** BEGIN Given information **
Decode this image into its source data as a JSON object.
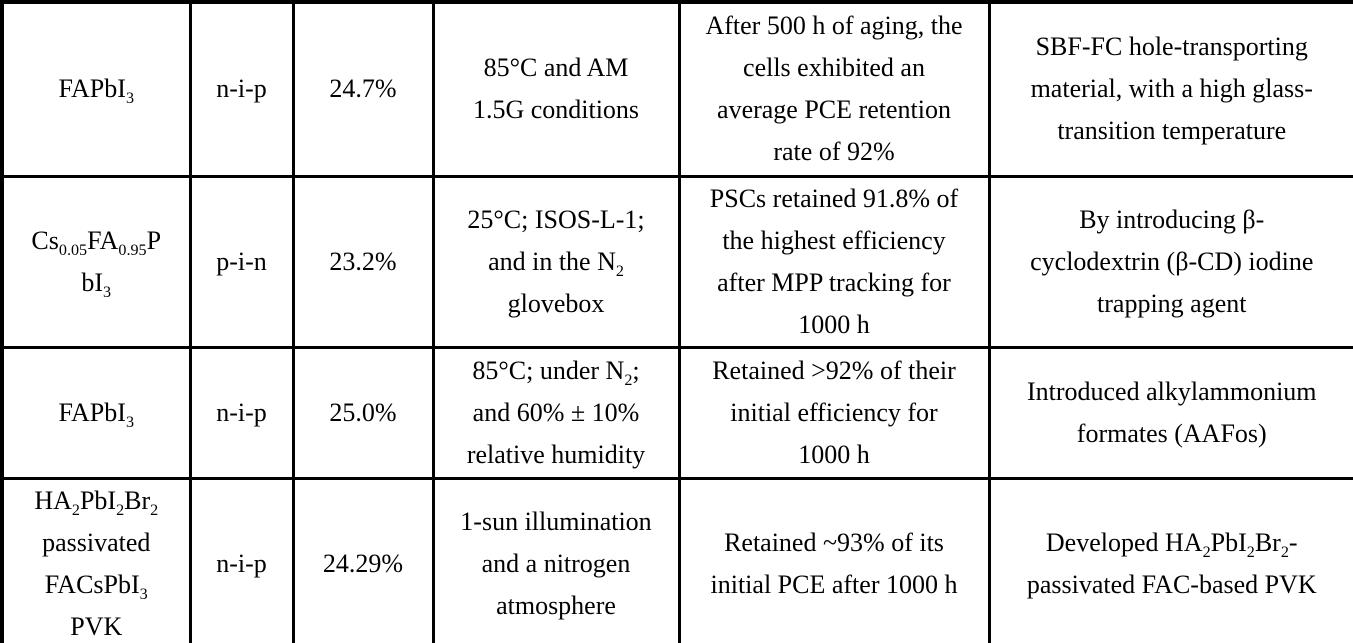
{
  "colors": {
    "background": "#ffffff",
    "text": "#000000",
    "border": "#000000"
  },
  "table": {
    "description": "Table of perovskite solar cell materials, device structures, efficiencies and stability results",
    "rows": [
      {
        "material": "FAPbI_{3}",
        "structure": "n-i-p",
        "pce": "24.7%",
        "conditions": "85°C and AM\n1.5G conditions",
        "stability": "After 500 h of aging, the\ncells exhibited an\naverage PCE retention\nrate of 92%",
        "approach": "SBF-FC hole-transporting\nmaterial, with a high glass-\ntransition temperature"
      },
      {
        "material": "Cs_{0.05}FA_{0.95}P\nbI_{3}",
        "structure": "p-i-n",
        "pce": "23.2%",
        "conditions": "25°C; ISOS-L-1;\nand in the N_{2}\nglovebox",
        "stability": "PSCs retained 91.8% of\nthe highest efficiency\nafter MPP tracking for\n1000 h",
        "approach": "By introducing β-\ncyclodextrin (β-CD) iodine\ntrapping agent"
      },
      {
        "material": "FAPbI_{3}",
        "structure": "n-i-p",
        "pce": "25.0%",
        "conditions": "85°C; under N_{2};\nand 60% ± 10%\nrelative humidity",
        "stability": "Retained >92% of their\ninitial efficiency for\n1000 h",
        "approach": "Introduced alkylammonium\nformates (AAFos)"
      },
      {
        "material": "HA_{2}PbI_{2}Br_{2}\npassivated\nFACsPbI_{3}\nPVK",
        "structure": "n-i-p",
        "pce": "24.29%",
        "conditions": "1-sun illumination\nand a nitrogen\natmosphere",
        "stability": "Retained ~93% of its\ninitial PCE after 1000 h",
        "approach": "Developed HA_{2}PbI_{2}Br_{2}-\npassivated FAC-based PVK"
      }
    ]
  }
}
** END Given information **
** BEGIN Given information **
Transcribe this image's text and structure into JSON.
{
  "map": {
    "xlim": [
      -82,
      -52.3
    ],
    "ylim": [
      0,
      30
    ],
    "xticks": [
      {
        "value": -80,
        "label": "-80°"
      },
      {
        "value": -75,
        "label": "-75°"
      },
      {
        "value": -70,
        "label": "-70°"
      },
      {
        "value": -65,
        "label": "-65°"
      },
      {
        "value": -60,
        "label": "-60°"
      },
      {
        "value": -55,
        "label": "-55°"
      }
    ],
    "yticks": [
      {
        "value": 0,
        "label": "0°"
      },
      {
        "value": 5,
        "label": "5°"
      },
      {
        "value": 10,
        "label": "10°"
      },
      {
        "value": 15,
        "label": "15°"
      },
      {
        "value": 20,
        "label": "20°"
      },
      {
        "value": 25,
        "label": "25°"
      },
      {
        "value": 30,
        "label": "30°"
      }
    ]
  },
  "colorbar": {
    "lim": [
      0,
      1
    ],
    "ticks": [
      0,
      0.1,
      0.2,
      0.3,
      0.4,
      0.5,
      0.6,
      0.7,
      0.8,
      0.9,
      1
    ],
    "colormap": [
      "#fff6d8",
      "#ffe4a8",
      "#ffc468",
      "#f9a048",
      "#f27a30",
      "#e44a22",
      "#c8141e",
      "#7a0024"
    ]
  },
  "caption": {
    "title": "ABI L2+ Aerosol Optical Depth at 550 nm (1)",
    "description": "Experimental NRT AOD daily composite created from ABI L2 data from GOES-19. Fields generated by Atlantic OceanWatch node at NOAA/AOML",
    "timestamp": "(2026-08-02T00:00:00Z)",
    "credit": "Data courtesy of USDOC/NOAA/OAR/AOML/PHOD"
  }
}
** END Given information **
** BEGIN Given information **
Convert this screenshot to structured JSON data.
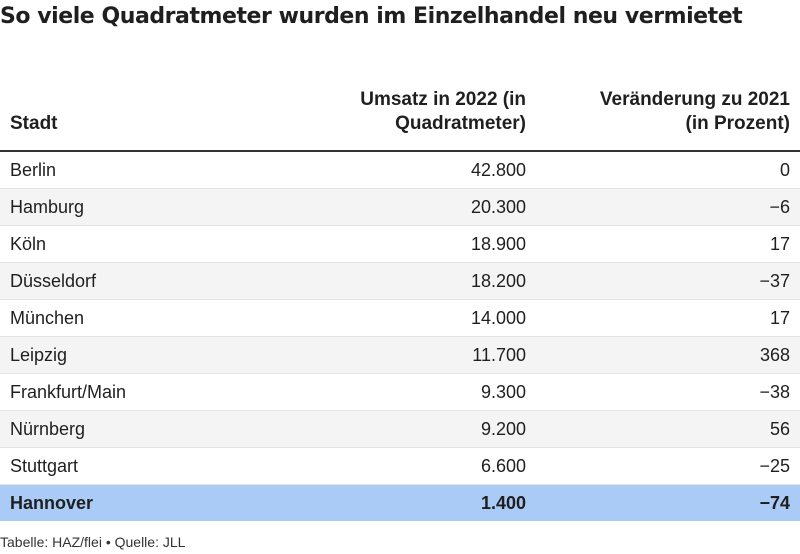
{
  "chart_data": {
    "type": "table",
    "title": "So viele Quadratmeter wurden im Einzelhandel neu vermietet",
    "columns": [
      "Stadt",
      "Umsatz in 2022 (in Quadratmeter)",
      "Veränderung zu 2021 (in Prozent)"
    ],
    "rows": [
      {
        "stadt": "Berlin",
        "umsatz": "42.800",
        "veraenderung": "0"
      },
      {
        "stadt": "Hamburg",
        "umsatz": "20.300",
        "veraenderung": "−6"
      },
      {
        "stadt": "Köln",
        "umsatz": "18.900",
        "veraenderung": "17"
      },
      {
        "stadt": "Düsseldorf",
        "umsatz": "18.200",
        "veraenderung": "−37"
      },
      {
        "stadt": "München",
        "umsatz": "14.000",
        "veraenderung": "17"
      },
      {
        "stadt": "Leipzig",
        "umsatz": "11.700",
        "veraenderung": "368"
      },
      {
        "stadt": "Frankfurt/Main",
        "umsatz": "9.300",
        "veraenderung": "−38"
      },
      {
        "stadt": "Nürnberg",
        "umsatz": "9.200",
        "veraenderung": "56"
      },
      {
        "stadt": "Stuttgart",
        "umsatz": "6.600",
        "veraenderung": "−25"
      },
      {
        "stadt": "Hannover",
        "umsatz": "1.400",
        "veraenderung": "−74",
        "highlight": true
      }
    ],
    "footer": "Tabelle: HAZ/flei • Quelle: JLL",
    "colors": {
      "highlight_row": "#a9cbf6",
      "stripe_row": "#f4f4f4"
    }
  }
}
** END Given information **
Stated exercise —
Identify the lines of the data that contain the word "conditions". Copy each of them.

Final answer —
        "conditions": "85°C and AM\n1.5G conditions",
        "conditions": "25°C; ISOS-L-1;\nand in the N_{2}\nglovebox",
        "conditions": "85°C; under N_{2};\nand 60% ± 10%\nrelative humidity",
        "conditions": "1-sun illumination\nand a nitrogen\natmosphere",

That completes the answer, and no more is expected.